Task statement -> Give back the records below exactly, every one, with no pictures.

Data shown ->
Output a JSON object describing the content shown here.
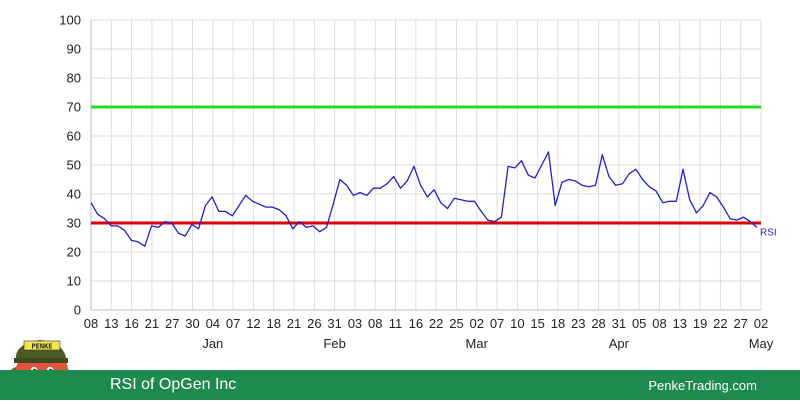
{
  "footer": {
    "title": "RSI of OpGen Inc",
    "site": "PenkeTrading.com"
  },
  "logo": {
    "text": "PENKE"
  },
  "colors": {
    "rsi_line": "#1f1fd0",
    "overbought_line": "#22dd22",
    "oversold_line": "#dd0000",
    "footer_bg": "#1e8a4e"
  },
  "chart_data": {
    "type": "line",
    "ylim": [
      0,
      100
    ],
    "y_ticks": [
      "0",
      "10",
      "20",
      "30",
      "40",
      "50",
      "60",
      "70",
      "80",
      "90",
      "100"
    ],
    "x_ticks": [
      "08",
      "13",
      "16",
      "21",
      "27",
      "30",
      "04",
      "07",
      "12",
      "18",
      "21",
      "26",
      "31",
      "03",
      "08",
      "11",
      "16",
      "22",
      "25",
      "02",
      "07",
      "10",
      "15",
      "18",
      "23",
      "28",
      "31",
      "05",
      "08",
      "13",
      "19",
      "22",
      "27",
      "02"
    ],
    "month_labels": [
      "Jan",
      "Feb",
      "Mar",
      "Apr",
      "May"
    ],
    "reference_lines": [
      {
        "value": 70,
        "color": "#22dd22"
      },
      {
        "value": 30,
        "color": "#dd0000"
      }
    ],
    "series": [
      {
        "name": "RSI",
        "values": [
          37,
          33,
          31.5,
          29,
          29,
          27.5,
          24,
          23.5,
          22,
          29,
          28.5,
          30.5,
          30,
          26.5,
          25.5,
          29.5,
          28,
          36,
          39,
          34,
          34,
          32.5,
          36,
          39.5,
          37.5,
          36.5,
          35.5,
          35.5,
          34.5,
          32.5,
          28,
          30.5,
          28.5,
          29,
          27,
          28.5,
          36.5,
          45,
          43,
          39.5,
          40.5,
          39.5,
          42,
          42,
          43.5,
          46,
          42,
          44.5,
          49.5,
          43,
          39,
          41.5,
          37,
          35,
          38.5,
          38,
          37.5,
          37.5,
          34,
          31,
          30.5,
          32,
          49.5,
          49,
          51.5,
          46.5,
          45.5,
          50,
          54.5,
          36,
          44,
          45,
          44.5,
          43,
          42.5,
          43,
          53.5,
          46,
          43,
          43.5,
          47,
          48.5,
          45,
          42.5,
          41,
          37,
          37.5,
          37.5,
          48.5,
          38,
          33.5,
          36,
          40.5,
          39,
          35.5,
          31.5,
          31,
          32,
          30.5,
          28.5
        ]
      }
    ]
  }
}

Task answer ->
Output a JSON object describing the content shown here.
{
  "footer": {
    "title": "RSI of OpGen Inc",
    "site": "PenkeTrading.com"
  },
  "logo": {
    "text": "PENKE"
  },
  "colors": {
    "rsi_line": "#1f1fd0",
    "overbought_line": "#22dd22",
    "oversold_line": "#dd0000",
    "footer_bg": "#1e8a4e"
  },
  "chart_data": {
    "type": "line",
    "ylim": [
      0,
      100
    ],
    "y_ticks": [
      "0",
      "10",
      "20",
      "30",
      "40",
      "50",
      "60",
      "70",
      "80",
      "90",
      "100"
    ],
    "x_ticks": [
      "08",
      "13",
      "16",
      "21",
      "27",
      "30",
      "04",
      "07",
      "12",
      "18",
      "21",
      "26",
      "31",
      "03",
      "08",
      "11",
      "16",
      "22",
      "25",
      "02",
      "07",
      "10",
      "15",
      "18",
      "23",
      "28",
      "31",
      "05",
      "08",
      "13",
      "19",
      "22",
      "27",
      "02"
    ],
    "month_labels": [
      "Jan",
      "Feb",
      "Mar",
      "Apr",
      "May"
    ],
    "reference_lines": [
      {
        "value": 70,
        "color": "#22dd22"
      },
      {
        "value": 30,
        "color": "#dd0000"
      }
    ],
    "series": [
      {
        "name": "RSI",
        "values": [
          37,
          33,
          31.5,
          29,
          29,
          27.5,
          24,
          23.5,
          22,
          29,
          28.5,
          30.5,
          30,
          26.5,
          25.5,
          29.5,
          28,
          36,
          39,
          34,
          34,
          32.5,
          36,
          39.5,
          37.5,
          36.5,
          35.5,
          35.5,
          34.5,
          32.5,
          28,
          30.5,
          28.5,
          29,
          27,
          28.5,
          36.5,
          45,
          43,
          39.5,
          40.5,
          39.5,
          42,
          42,
          43.5,
          46,
          42,
          44.5,
          49.5,
          43,
          39,
          41.5,
          37,
          35,
          38.5,
          38,
          37.5,
          37.5,
          34,
          31,
          30.5,
          32,
          49.5,
          49,
          51.5,
          46.5,
          45.5,
          50,
          54.5,
          36,
          44,
          45,
          44.5,
          43,
          42.5,
          43,
          53.5,
          46,
          43,
          43.5,
          47,
          48.5,
          45,
          42.5,
          41,
          37,
          37.5,
          37.5,
          48.5,
          38,
          33.5,
          36,
          40.5,
          39,
          35.5,
          31.5,
          31,
          32,
          30.5,
          28.5
        ]
      }
    ]
  }
}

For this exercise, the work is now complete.